> EXERCISE
Set down every entry word for word. Omit the pictures.

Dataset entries
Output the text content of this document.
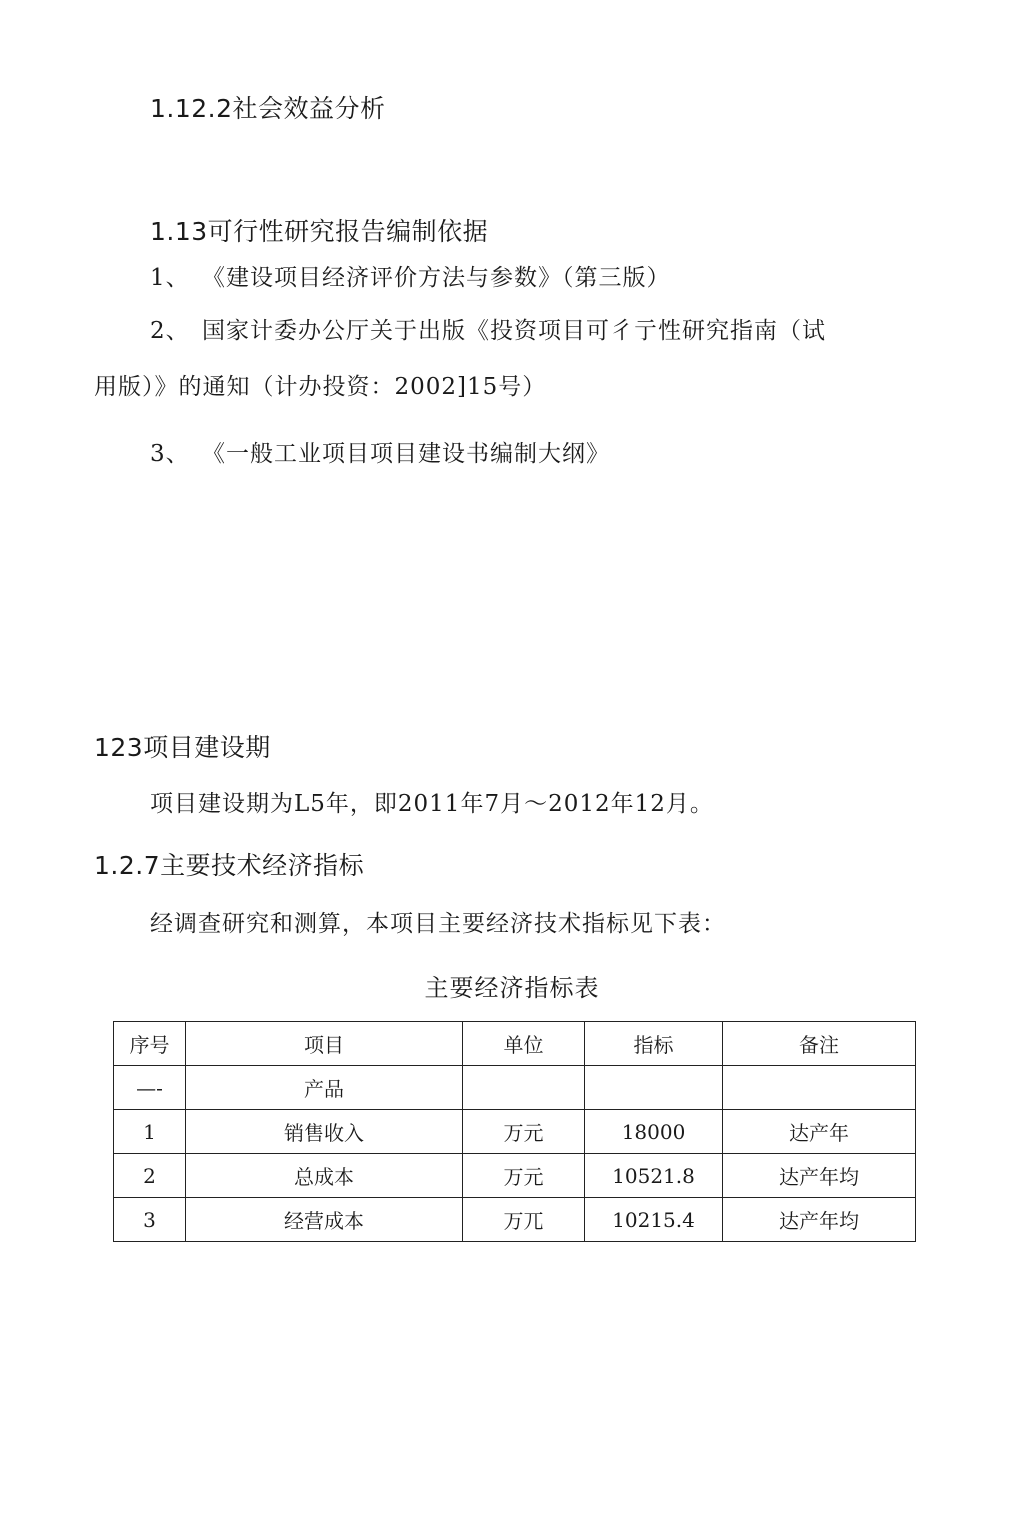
1.12.2社会效益分析
1.13可行性研究报告编制依据
1、 《建设项目经济评价方法与参数》（第三版）
2、 国家计委办公厅关于出版《投资项目可彳亍性研究指南（试
用版）》的通知（计办投资：2002]15号）
3、 《一般工业项目项目建设书编制大纲》
123项目建设期
项目建设期为L5年，即2011年7月～2012年12月。
1.2.7主要技术经济指标
经调查研究和测算，本项目主要经济技术指标见下表：
主要经济指标表
序号	项目	单位	指标	备注
—-	产品			
1	销售收入	万元	18000	达产年
2	总成本	万元	10521.8	达产年均
3	经营成本	万兀	10215.4	达产年均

> EXERCISE SOLUTION
Output the text content of this document.
1.12.2社会效益分析
1.13可行性研究报告编制依据
1、 《建设项目经济评价方法与参数》（第三版）
2、 国家计委办公厅关于出版《投资项目可彳亍性研究指南（试
用版）》的通知（计办投资：2002]15号）
3、 《一般工业项目项目建设书编制大纲》
123项目建设期
项目建设期为L5年，即2011年7月～2012年12月。
1.2.7主要技术经济指标
经调查研究和测算，本项目主要经济技术指标见下表：
主要经济指标表
序号	项目	单位	指标	备注
—-	产品			
1	销售收入	万元	18000	达产年
2	总成本	万元	10521.8	达产年均
3	经营成本	万兀	10215.4	达产年均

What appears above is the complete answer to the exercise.